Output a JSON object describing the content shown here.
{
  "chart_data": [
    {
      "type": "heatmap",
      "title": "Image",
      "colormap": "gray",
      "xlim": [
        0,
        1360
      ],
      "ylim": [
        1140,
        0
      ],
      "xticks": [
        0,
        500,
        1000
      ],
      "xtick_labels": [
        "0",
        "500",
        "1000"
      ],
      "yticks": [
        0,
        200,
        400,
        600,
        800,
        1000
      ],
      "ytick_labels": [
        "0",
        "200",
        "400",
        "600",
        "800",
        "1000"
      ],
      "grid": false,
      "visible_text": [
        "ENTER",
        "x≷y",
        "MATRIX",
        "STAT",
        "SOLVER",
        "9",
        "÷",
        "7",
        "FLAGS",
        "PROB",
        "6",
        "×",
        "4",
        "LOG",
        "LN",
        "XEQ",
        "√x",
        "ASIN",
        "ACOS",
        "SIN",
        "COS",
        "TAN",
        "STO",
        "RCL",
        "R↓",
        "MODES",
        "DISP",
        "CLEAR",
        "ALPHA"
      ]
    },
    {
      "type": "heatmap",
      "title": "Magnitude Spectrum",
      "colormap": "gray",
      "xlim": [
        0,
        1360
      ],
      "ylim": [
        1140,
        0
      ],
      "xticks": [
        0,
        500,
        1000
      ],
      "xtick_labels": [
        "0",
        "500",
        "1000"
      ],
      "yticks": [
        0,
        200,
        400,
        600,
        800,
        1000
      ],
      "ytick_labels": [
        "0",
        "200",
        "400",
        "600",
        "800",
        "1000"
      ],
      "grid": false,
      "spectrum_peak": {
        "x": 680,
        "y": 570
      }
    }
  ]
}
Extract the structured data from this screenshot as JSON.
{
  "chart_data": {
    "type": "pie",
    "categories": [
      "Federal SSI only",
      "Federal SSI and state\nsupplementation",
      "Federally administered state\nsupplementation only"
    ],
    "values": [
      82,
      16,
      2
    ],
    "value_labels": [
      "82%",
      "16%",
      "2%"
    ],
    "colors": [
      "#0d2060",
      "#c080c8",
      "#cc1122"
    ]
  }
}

★ ★ ★ ★

PROBLEM TO WORK ON -
Among the lines of the data, identify those with the word "title". Copy each of them.

OUTPUT FOR THIS TASK -
      "title": "Image",
      "title": "Magnitude Spectrum",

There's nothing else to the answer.